* [YOUR TASK]
Leave the pictures out and print every record below exactly as it stands.

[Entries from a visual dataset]
++++++
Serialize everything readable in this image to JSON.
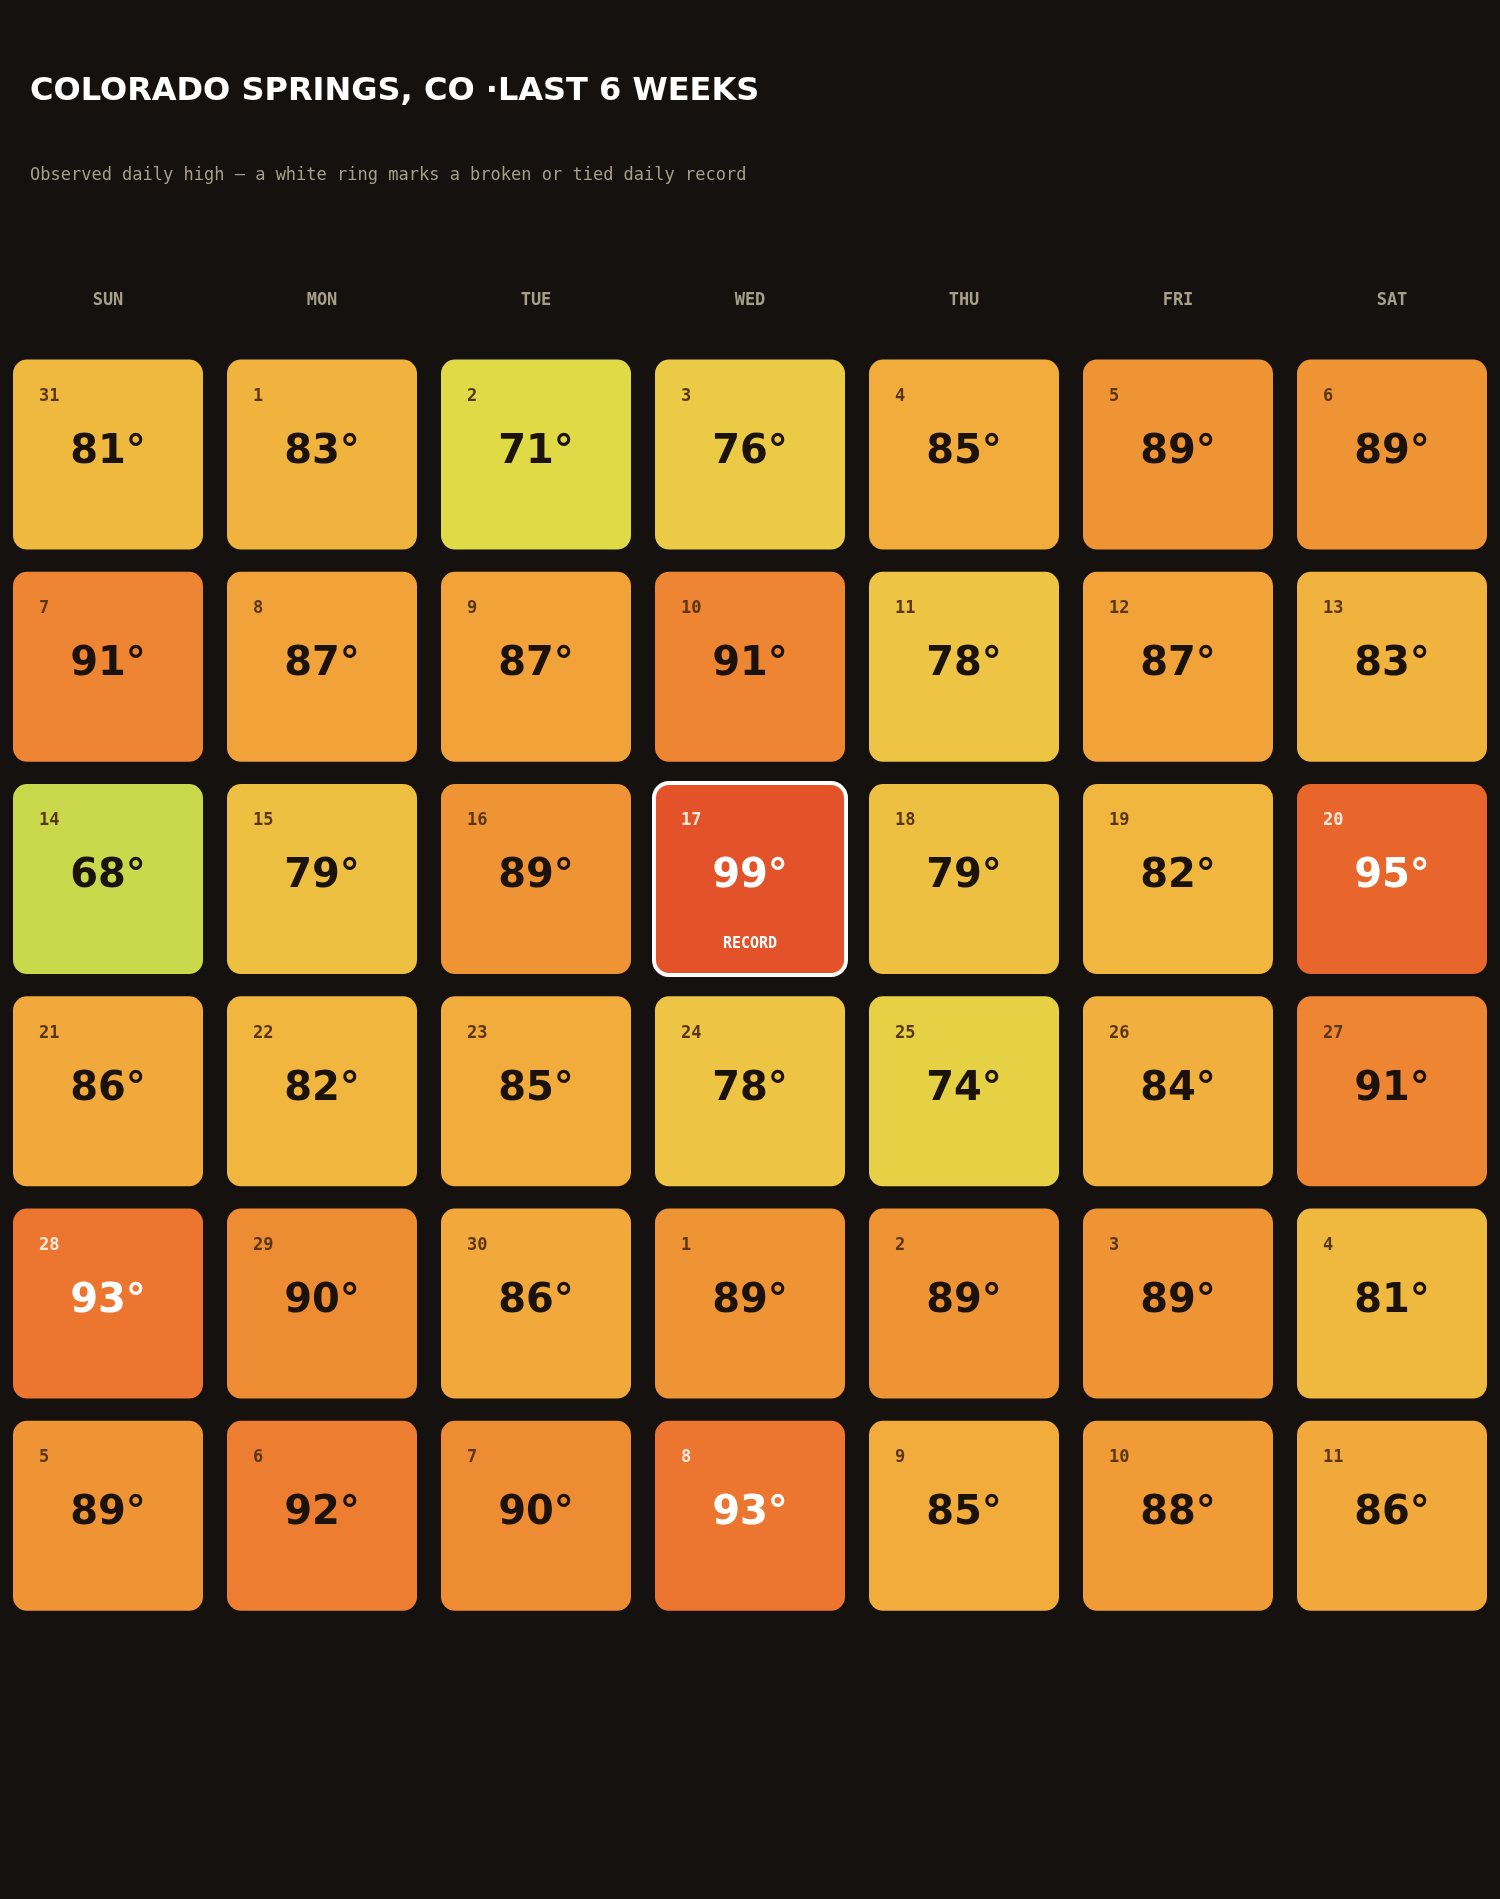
{
  "chart_data": {
    "type": "heatmap",
    "title": "COLORADO SPRINGS, CO ·LAST 6 WEEKS",
    "subtitle": "Observed daily high — a white ring marks a broken or tied daily record",
    "categories": [
      "SUN",
      "MON",
      "TUE",
      "WED",
      "THU",
      "FRI",
      "SAT"
    ],
    "y_categories": [
      null,
      null,
      null,
      null,
      null,
      null
    ],
    "cells": [
      [
        81,
        83,
        71,
        76,
        85,
        89,
        89
      ],
      [
        91,
        87,
        87,
        91,
        78,
        87,
        83
      ],
      [
        68,
        79,
        89,
        99,
        79,
        82,
        95
      ],
      [
        86,
        82,
        85,
        78,
        74,
        84,
        91
      ],
      [
        93,
        90,
        86,
        89,
        89,
        89,
        81
      ],
      [
        89,
        92,
        90,
        93,
        85,
        88,
        86
      ]
    ],
    "cell_labels": [
      [
        "81°",
        "83°",
        "71°",
        "76°",
        "85°",
        "89°",
        "89°"
      ],
      [
        "91°",
        "87°",
        "87°",
        "91°",
        "78°",
        "87°",
        "83°"
      ],
      [
        "68°",
        "79°",
        "89°",
        "99°",
        "79°",
        "82°",
        "95°"
      ],
      [
        "86°",
        "82°",
        "85°",
        "78°",
        "74°",
        "84°",
        "91°"
      ],
      [
        "93°",
        "90°",
        "86°",
        "89°",
        "89°",
        "89°",
        "81°"
      ],
      [
        "89°",
        "92°",
        "90°",
        "93°",
        "85°",
        "88°",
        "86°"
      ]
    ],
    "annotations": [
      "31",
      "1",
      "2",
      "3",
      "4",
      "5",
      "6",
      "7",
      "8",
      "9",
      "10",
      "11",
      "12",
      "13",
      "14",
      "15",
      "16",
      "17",
      "RECORD",
      "18",
      "19",
      "20",
      "21",
      "22",
      "23",
      "24",
      "25",
      "26",
      "27",
      "28",
      "29",
      "30",
      "1",
      "2",
      "3",
      "4",
      "5",
      "6",
      "7",
      "8",
      "9",
      "10",
      "11"
    ],
    "legend": false
  }
}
++++++
* [TASK OUTPUT]
Serialize everything readable in this image to JSON.
{
  "chart_data": {
    "type": "heatmap",
    "title": "COLORADO SPRINGS, CO ·LAST 6 WEEKS",
    "subtitle": "Observed daily high — a white ring marks a broken or tied daily record",
    "categories": [
      "SUN",
      "MON",
      "TUE",
      "WED",
      "THU",
      "FRI",
      "SAT"
    ],
    "y_categories": [
      null,
      null,
      null,
      null,
      null,
      null
    ],
    "cells": [
      [
        81,
        83,
        71,
        76,
        85,
        89,
        89
      ],
      [
        91,
        87,
        87,
        91,
        78,
        87,
        83
      ],
      [
        68,
        79,
        89,
        99,
        79,
        82,
        95
      ],
      [
        86,
        82,
        85,
        78,
        74,
        84,
        91
      ],
      [
        93,
        90,
        86,
        89,
        89,
        89,
        81
      ],
      [
        89,
        92,
        90,
        93,
        85,
        88,
        86
      ]
    ],
    "cell_labels": [
      [
        "81°",
        "83°",
        "71°",
        "76°",
        "85°",
        "89°",
        "89°"
      ],
      [
        "91°",
        "87°",
        "87°",
        "91°",
        "78°",
        "87°",
        "83°"
      ],
      [
        "68°",
        "79°",
        "89°",
        "99°",
        "79°",
        "82°",
        "95°"
      ],
      [
        "86°",
        "82°",
        "85°",
        "78°",
        "74°",
        "84°",
        "91°"
      ],
      [
        "93°",
        "90°",
        "86°",
        "89°",
        "89°",
        "89°",
        "81°"
      ],
      [
        "89°",
        "92°",
        "90°",
        "93°",
        "85°",
        "88°",
        "86°"
      ]
    ],
    "annotations": [
      "31",
      "1",
      "2",
      "3",
      "4",
      "5",
      "6",
      "7",
      "8",
      "9",
      "10",
      "11",
      "12",
      "13",
      "14",
      "15",
      "16",
      "17",
      "RECORD",
      "18",
      "19",
      "20",
      "21",
      "22",
      "23",
      "24",
      "25",
      "26",
      "27",
      "28",
      "29",
      "30",
      "1",
      "2",
      "3",
      "4",
      "5",
      "6",
      "7",
      "8",
      "9",
      "10",
      "11"
    ],
    "legend": false
  }
}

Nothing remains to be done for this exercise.